**WHAT TO PRODUCE**
Copy each line containing the word "JSON" from the records that follow, please.

---------------

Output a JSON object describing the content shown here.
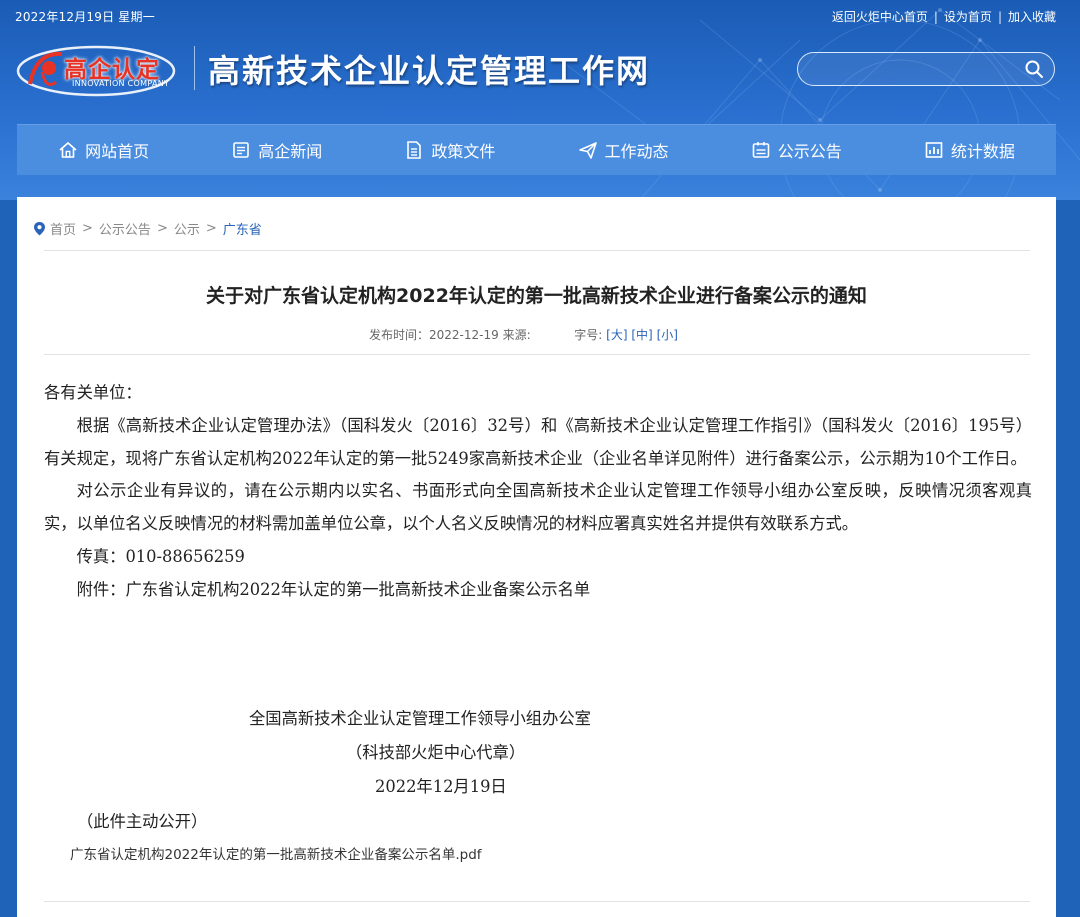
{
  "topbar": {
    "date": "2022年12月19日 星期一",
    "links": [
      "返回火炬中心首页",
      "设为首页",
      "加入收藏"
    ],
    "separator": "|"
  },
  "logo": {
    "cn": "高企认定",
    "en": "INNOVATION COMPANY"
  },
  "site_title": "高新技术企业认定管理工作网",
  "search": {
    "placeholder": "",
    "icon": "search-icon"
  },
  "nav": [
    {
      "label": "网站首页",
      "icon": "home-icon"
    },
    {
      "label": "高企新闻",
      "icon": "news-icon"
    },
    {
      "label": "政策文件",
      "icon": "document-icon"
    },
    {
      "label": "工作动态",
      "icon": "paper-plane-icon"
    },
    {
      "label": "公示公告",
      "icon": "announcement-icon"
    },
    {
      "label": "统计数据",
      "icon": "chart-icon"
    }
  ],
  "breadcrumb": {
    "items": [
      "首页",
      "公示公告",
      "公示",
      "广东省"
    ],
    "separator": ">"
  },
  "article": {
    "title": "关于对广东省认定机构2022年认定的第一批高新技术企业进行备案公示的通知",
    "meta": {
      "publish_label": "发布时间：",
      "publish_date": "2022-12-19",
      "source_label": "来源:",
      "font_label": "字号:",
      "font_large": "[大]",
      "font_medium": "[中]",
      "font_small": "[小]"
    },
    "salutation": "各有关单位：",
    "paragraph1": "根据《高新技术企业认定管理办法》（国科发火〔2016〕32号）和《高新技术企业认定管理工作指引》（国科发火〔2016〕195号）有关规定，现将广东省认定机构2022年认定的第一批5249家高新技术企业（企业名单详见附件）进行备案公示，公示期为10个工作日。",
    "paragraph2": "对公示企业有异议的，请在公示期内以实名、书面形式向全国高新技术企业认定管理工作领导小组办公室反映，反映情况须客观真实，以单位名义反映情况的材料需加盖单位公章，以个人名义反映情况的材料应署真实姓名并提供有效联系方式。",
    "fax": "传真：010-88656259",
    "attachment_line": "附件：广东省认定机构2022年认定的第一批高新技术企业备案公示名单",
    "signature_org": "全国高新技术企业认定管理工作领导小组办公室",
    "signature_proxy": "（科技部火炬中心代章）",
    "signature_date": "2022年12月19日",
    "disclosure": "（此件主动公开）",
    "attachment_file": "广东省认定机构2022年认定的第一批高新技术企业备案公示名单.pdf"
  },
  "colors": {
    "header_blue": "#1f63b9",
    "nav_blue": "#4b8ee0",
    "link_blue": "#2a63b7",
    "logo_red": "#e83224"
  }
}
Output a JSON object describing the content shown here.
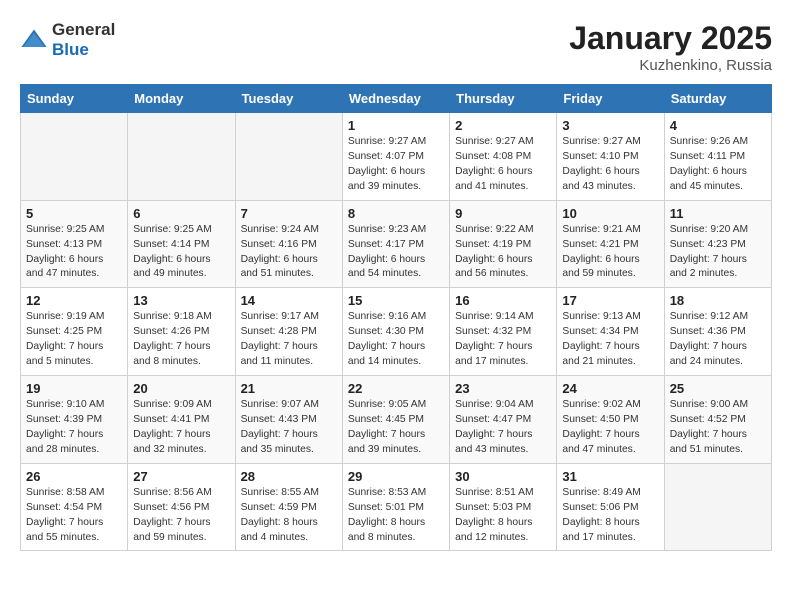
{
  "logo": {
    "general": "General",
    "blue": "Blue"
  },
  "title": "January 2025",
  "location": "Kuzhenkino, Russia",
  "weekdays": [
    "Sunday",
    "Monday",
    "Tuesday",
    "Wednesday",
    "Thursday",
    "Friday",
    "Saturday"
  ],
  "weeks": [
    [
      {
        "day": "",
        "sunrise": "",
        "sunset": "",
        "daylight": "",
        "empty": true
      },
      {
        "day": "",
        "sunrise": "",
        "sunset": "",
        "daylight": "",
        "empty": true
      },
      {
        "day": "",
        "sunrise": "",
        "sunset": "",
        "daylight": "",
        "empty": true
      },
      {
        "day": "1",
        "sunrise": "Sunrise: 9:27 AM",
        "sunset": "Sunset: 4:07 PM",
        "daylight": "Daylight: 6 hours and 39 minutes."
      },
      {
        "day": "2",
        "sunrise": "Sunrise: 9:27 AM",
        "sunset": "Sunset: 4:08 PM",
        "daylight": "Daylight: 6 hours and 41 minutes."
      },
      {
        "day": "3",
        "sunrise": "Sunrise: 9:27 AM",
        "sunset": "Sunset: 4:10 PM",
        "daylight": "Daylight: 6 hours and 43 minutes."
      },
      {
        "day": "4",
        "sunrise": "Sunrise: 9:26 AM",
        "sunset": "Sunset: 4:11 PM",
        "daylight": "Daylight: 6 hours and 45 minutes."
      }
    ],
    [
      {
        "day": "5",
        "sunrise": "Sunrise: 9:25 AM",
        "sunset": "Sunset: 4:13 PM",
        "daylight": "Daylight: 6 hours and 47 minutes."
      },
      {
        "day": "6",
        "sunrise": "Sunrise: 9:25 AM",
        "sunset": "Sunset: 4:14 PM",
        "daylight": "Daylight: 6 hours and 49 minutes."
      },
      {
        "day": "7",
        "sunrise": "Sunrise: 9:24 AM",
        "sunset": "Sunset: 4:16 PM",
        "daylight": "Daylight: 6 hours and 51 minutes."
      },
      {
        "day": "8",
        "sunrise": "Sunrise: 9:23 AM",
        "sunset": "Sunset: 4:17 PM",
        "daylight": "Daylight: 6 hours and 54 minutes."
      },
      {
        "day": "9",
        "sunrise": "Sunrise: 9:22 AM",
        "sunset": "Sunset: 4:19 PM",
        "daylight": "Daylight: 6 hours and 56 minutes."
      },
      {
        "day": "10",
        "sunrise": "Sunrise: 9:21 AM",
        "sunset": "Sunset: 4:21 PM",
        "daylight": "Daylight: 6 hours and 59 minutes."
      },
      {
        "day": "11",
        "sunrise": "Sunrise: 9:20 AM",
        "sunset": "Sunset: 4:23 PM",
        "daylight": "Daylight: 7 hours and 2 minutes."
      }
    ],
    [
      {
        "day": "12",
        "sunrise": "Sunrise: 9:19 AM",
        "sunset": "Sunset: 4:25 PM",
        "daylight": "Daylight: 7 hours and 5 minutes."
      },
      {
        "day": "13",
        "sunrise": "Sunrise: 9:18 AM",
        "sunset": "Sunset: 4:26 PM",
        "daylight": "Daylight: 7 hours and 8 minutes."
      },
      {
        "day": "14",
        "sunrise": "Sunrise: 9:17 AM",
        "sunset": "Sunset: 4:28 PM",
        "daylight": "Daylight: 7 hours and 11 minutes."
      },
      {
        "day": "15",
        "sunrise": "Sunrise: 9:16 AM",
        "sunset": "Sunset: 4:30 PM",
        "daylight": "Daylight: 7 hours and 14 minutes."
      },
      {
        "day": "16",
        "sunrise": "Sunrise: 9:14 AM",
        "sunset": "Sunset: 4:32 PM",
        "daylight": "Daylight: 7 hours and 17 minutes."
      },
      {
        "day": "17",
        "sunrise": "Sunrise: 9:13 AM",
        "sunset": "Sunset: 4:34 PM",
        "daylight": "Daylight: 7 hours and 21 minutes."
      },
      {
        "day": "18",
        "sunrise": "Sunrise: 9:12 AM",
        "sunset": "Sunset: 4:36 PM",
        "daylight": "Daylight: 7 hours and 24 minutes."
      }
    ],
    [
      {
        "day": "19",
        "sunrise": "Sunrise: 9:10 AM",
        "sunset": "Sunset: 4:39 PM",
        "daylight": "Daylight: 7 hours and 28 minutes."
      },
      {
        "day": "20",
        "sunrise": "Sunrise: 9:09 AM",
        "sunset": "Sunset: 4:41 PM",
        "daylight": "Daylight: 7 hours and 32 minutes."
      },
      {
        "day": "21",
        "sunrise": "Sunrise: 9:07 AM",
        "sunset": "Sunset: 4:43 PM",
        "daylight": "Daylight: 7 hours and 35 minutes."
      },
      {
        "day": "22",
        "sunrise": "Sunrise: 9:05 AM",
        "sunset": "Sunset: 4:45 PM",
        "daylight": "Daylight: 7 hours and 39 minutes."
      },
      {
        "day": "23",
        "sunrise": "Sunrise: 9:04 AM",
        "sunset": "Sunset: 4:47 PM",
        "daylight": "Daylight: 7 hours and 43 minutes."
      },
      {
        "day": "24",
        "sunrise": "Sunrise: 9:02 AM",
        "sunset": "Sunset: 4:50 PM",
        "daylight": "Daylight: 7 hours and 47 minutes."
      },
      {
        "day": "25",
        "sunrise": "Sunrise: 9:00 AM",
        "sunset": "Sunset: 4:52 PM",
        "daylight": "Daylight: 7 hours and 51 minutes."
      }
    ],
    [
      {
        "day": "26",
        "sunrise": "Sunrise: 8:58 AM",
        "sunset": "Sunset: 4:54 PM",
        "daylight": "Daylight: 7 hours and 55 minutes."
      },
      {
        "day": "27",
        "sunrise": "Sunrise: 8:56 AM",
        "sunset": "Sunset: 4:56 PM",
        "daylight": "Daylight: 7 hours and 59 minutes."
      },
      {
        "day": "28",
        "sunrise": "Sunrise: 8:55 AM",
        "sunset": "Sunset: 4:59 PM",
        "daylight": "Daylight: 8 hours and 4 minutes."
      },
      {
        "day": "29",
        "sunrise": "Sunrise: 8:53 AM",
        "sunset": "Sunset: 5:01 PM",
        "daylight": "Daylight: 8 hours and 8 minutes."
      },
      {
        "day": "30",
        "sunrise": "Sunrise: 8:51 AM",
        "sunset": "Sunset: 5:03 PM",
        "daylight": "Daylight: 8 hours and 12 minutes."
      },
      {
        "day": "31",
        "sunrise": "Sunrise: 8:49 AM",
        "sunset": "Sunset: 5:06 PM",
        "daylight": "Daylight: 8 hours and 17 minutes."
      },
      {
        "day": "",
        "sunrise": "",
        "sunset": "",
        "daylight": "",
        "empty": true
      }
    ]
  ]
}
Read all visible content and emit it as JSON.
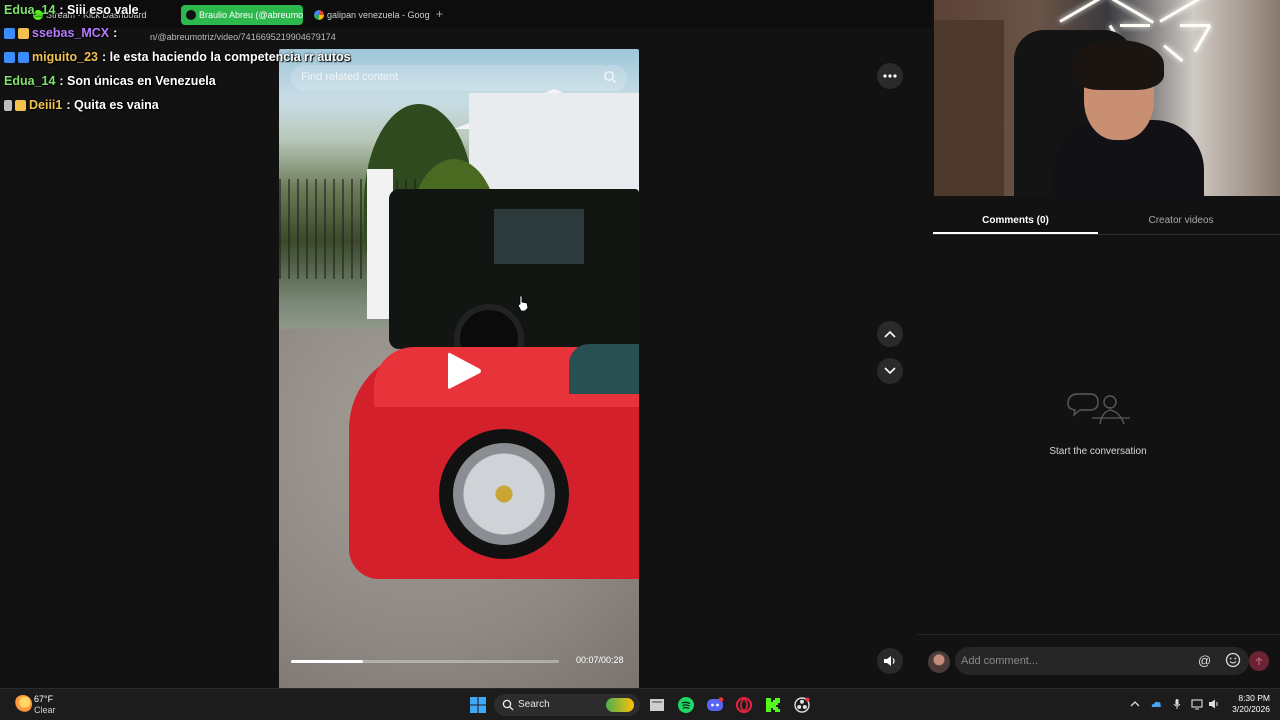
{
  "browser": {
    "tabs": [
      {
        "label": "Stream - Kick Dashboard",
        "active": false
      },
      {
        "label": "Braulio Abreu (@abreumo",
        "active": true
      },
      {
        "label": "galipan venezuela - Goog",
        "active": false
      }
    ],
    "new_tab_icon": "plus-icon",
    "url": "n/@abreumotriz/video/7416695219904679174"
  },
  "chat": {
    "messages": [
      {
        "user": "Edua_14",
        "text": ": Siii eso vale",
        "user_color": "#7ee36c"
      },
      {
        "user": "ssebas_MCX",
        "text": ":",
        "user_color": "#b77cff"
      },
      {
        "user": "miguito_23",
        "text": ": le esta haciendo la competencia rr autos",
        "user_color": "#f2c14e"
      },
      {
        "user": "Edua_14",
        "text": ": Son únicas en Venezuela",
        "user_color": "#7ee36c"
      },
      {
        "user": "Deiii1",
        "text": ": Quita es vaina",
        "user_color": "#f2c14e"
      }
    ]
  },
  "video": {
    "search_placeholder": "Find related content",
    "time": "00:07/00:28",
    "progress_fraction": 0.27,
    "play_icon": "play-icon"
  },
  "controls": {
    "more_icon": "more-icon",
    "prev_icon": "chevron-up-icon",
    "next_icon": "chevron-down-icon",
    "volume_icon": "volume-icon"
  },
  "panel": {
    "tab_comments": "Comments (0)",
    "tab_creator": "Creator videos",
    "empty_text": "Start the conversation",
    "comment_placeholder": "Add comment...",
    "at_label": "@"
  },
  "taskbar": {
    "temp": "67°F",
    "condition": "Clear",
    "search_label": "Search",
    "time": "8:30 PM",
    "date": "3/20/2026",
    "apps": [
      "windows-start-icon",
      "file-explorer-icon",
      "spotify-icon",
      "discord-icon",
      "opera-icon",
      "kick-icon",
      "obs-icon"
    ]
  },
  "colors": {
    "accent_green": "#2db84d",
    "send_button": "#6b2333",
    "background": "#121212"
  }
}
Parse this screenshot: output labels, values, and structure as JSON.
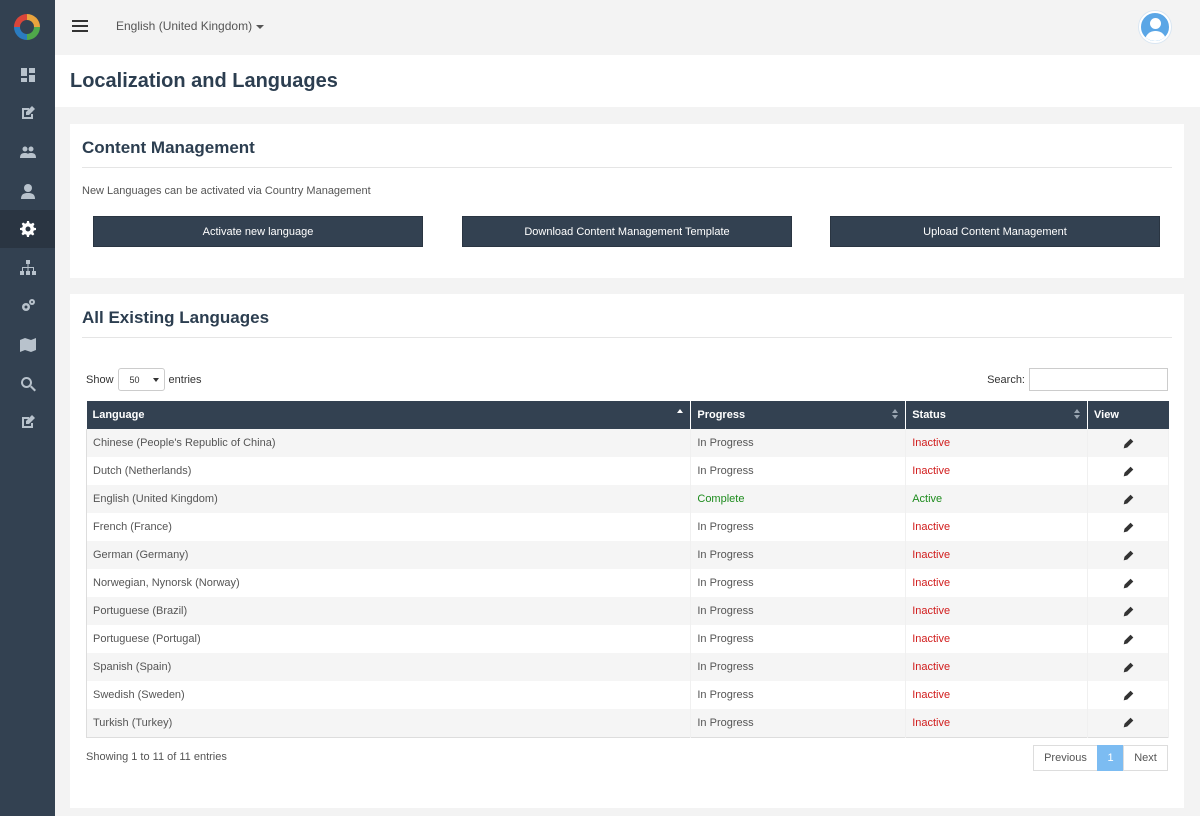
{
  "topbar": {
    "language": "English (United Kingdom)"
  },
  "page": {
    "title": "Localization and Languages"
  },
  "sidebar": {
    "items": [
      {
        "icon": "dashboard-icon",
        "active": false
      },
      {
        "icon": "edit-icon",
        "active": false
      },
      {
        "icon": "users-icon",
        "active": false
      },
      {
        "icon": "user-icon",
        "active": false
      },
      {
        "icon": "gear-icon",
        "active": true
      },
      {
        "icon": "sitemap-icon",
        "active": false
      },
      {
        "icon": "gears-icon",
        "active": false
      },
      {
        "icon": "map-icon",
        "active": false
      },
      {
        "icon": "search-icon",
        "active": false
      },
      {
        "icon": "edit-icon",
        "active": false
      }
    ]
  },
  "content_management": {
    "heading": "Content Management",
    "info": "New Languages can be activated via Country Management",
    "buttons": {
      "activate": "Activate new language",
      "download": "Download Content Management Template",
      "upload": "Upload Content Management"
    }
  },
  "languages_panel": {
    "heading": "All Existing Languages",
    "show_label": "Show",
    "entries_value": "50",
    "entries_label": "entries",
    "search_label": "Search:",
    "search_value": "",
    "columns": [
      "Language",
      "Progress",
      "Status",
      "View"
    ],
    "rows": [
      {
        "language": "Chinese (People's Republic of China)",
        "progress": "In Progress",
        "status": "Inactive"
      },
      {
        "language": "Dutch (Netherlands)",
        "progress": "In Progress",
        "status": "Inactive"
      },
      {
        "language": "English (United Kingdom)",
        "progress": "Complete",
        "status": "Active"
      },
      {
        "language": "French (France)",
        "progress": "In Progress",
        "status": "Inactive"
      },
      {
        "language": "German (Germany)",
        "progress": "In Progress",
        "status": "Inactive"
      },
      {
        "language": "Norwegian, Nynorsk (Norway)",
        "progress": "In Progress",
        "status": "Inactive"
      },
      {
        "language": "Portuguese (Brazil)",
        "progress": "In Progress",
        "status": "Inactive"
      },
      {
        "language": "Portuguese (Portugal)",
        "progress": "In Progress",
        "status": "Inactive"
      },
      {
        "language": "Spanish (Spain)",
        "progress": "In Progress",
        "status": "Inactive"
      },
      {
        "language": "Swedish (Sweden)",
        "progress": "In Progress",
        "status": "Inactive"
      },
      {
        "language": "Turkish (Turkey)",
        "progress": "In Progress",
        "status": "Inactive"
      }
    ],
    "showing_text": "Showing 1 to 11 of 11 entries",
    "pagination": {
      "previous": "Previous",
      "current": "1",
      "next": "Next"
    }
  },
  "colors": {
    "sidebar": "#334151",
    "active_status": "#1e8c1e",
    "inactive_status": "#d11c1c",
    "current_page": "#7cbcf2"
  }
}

---------------

**ANSWER IN FULL**
Output a JSON object describing the content shown here.
Output a JSON object describing the content shown here.
Read all visible content and emit it as JSON.
Parse this screenshot: output labels, values, and structure as JSON.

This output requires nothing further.